_Your instructions_
Retype the whole listing, please, keeping every line exact and dropping the pictures.

'''

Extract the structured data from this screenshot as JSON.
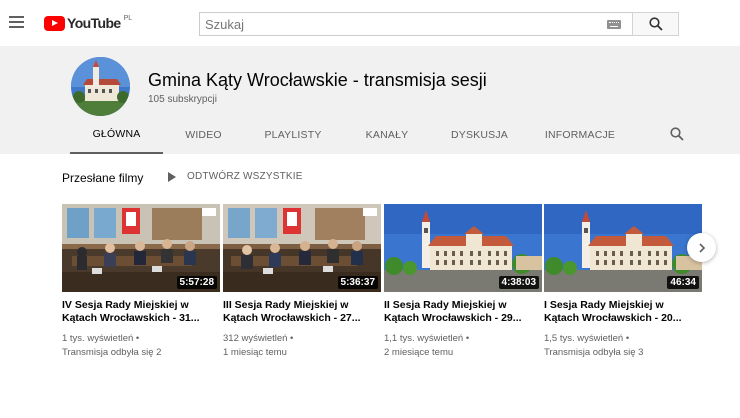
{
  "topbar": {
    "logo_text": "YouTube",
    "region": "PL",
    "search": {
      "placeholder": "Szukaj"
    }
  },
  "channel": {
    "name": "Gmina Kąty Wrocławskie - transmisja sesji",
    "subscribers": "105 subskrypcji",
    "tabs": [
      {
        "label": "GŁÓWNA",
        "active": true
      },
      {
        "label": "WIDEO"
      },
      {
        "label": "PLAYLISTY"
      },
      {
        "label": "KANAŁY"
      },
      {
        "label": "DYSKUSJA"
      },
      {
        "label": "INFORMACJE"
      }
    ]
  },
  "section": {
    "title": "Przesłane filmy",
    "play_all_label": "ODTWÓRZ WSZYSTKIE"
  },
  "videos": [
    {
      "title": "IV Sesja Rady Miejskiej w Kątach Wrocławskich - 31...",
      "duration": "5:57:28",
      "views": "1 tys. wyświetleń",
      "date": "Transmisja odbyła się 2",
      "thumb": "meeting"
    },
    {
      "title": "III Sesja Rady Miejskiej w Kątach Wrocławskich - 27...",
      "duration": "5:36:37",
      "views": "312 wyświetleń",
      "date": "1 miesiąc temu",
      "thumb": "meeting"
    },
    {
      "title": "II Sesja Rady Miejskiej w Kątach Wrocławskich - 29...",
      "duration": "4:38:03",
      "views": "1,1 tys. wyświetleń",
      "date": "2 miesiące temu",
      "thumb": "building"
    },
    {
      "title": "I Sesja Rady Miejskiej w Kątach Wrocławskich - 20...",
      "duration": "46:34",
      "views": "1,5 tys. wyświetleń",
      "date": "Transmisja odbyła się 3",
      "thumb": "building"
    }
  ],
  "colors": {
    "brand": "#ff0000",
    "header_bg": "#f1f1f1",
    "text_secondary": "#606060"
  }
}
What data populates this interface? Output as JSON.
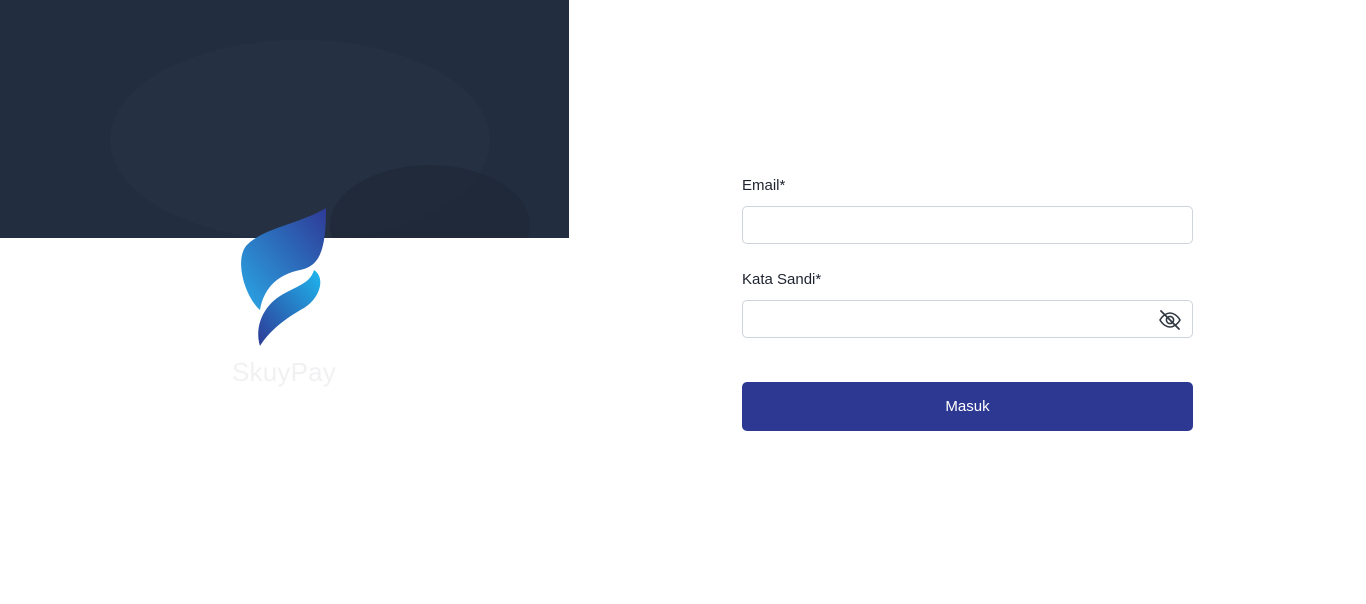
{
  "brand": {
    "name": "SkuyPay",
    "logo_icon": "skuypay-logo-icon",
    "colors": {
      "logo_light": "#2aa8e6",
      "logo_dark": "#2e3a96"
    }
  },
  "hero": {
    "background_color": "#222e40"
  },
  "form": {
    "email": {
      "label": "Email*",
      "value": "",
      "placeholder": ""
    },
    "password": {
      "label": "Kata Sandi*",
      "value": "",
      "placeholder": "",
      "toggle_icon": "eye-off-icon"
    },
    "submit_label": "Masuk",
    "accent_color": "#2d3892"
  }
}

'''

_Complete output_
Extract the structured data from this screenshot as JSON.
{
  "topbar": {
    "logo_text": "YouTube",
    "region": "PL",
    "search": {
      "placeholder": "Szukaj"
    }
  },
  "channel": {
    "name": "Gmina Kąty Wrocławskie - transmisja sesji",
    "subscribers": "105 subskrypcji",
    "tabs": [
      {
        "label": "GŁÓWNA",
        "active": true
      },
      {
        "label": "WIDEO"
      },
      {
        "label": "PLAYLISTY"
      },
      {
        "label": "KANAŁY"
      },
      {
        "label": "DYSKUSJA"
      },
      {
        "label": "INFORMACJE"
      }
    ]
  },
  "section": {
    "title": "Przesłane filmy",
    "play_all_label": "ODTWÓRZ WSZYSTKIE"
  },
  "videos": [
    {
      "title": "IV Sesja Rady Miejskiej w Kątach Wrocławskich - 31...",
      "duration": "5:57:28",
      "views": "1 tys. wyświetleń",
      "date": "Transmisja odbyła się 2",
      "thumb": "meeting"
    },
    {
      "title": "III Sesja Rady Miejskiej w Kątach Wrocławskich - 27...",
      "duration": "5:36:37",
      "views": "312 wyświetleń",
      "date": "1 miesiąc temu",
      "thumb": "meeting"
    },
    {
      "title": "II Sesja Rady Miejskiej w Kątach Wrocławskich - 29...",
      "duration": "4:38:03",
      "views": "1,1 tys. wyświetleń",
      "date": "2 miesiące temu",
      "thumb": "building"
    },
    {
      "title": "I Sesja Rady Miejskiej w Kątach Wrocławskich - 20...",
      "duration": "46:34",
      "views": "1,5 tys. wyświetleń",
      "date": "Transmisja odbyła się 3",
      "thumb": "building"
    }
  ],
  "colors": {
    "brand": "#ff0000",
    "header_bg": "#f1f1f1",
    "text_secondary": "#606060"
  }
}
What data populates this interface? Output as JSON.
{
  "brand": {
    "name": "SkuyPay",
    "logo_icon": "skuypay-logo-icon",
    "colors": {
      "logo_light": "#2aa8e6",
      "logo_dark": "#2e3a96"
    }
  },
  "hero": {
    "background_color": "#222e40"
  },
  "form": {
    "email": {
      "label": "Email*",
      "value": "",
      "placeholder": ""
    },
    "password": {
      "label": "Kata Sandi*",
      "value": "",
      "placeholder": "",
      "toggle_icon": "eye-off-icon"
    },
    "submit_label": "Masuk",
    "accent_color": "#2d3892"
  }
}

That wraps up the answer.